What you need to do:
Copy out every line that contains the word "this".

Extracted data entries
— start —
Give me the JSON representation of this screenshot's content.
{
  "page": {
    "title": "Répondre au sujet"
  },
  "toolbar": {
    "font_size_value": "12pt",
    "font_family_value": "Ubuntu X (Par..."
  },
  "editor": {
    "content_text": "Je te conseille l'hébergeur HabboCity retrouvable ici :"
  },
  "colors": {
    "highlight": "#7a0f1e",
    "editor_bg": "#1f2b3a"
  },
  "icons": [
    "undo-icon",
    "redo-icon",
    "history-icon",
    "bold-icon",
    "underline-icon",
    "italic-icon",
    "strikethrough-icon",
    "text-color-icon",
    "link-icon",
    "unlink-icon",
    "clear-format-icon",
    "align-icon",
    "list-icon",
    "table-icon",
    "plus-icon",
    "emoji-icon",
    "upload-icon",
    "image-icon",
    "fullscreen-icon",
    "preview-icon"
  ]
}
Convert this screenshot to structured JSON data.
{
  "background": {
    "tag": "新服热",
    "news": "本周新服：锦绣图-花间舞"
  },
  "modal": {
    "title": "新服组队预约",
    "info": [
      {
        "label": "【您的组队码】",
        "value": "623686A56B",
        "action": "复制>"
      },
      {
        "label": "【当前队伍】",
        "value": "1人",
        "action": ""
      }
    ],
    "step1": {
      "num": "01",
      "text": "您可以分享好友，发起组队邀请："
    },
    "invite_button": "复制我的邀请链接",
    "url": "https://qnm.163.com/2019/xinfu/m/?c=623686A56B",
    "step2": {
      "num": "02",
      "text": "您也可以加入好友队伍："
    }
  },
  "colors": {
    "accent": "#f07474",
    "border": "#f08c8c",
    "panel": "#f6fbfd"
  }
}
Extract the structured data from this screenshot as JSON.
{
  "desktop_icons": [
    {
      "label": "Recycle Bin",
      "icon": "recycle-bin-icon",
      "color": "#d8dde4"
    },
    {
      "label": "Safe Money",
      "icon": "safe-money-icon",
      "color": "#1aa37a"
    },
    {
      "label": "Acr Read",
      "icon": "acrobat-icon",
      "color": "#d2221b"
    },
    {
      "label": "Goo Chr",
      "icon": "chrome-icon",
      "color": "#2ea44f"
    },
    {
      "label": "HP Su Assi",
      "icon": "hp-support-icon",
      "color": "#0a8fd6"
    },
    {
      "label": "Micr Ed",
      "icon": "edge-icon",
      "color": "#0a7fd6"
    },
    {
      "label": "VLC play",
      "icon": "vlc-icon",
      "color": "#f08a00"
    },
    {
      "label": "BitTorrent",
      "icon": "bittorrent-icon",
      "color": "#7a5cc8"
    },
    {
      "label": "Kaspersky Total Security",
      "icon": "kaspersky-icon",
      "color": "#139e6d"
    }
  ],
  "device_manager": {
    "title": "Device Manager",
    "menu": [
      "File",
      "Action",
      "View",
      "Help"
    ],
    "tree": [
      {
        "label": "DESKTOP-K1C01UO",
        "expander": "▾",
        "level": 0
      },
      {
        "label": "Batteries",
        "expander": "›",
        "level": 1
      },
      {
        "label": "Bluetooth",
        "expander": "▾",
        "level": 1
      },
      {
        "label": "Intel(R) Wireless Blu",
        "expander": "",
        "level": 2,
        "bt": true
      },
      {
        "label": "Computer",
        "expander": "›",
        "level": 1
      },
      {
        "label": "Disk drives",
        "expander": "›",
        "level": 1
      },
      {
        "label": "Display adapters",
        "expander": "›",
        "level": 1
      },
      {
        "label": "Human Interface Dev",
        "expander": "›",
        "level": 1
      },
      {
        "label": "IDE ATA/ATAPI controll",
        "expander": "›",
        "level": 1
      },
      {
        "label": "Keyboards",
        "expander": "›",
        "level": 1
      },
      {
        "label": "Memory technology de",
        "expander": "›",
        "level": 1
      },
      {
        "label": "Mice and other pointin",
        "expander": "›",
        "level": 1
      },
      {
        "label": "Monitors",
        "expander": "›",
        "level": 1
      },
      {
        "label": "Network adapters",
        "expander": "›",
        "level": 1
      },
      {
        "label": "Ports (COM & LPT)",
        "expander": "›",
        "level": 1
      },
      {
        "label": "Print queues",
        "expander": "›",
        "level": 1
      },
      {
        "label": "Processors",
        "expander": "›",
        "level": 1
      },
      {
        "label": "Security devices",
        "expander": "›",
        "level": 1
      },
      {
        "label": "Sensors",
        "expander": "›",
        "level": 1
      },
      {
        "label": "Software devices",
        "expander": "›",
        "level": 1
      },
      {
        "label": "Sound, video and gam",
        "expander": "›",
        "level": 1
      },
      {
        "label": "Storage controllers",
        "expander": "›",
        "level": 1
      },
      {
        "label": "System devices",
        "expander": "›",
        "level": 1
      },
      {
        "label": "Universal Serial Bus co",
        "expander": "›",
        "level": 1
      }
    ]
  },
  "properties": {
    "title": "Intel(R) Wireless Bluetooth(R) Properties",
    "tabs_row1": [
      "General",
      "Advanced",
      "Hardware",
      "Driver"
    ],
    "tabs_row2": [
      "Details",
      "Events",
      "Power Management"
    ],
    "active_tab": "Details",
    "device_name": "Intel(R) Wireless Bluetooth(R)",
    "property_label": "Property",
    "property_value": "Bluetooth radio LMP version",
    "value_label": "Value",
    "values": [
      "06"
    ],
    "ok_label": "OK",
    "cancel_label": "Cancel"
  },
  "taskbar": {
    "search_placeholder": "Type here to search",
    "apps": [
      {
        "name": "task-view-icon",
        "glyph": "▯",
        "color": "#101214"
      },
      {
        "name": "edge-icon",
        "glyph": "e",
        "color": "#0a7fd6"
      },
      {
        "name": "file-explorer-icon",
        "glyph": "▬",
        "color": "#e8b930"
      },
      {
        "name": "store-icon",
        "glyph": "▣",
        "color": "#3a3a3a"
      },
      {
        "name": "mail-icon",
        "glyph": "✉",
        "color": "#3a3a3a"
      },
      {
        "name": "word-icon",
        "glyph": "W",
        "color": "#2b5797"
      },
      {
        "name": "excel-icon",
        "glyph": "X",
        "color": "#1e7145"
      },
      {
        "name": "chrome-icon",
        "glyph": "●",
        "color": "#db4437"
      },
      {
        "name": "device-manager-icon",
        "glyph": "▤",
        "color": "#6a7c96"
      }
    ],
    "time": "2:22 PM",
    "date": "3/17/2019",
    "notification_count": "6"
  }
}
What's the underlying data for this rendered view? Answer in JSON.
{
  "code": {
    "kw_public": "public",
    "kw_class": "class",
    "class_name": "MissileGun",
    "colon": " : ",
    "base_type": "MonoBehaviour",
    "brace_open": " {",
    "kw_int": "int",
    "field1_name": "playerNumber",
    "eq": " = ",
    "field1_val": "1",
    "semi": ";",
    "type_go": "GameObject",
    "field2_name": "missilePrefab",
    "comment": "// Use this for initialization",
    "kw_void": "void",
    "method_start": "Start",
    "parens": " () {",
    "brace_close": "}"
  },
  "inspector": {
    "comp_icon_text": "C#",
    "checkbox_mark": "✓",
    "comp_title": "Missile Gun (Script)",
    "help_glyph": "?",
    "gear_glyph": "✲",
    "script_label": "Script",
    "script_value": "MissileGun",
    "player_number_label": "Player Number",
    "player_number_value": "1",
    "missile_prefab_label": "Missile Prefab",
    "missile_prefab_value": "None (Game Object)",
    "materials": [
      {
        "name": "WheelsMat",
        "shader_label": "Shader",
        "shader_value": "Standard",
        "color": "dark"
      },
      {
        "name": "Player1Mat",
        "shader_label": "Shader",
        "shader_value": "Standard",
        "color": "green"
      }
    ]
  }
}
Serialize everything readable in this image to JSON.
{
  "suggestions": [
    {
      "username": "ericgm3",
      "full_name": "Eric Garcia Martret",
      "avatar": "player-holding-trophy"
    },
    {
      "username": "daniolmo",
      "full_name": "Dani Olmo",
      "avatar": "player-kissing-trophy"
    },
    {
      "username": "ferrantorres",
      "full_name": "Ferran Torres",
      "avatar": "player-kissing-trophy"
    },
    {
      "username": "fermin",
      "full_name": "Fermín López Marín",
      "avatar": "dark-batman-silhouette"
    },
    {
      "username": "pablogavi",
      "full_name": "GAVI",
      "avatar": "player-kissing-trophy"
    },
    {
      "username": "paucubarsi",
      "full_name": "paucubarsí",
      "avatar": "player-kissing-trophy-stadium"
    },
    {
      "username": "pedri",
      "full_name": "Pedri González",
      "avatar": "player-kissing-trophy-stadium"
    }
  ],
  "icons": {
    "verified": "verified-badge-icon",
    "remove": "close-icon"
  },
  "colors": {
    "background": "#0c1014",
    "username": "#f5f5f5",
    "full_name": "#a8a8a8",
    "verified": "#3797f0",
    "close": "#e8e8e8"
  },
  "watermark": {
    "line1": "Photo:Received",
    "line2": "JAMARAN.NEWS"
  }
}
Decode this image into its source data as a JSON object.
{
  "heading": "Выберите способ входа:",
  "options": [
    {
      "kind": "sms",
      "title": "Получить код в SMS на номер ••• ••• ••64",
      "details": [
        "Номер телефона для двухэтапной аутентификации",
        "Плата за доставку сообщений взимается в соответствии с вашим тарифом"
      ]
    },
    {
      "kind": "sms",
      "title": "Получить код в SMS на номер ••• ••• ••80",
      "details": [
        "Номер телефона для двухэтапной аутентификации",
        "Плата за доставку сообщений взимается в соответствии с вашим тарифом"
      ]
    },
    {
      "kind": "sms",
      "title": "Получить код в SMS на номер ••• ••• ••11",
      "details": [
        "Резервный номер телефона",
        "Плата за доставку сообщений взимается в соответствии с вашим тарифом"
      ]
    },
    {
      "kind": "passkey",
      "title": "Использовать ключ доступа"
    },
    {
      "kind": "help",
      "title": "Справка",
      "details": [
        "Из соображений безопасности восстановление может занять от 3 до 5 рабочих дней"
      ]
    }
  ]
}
— end —
Written response:
Give me the JSON representation of this screenshot's content.
Convert this screenshot to structured JSON data.
Extract the structured data from this screenshot as JSON.
What's the underlying data for this rendered view? Answer in JSON.
    "comment": "// Use this for initialization",
Serialize everything readable in this image to JSON.
Decode this image into its source data as a JSON object.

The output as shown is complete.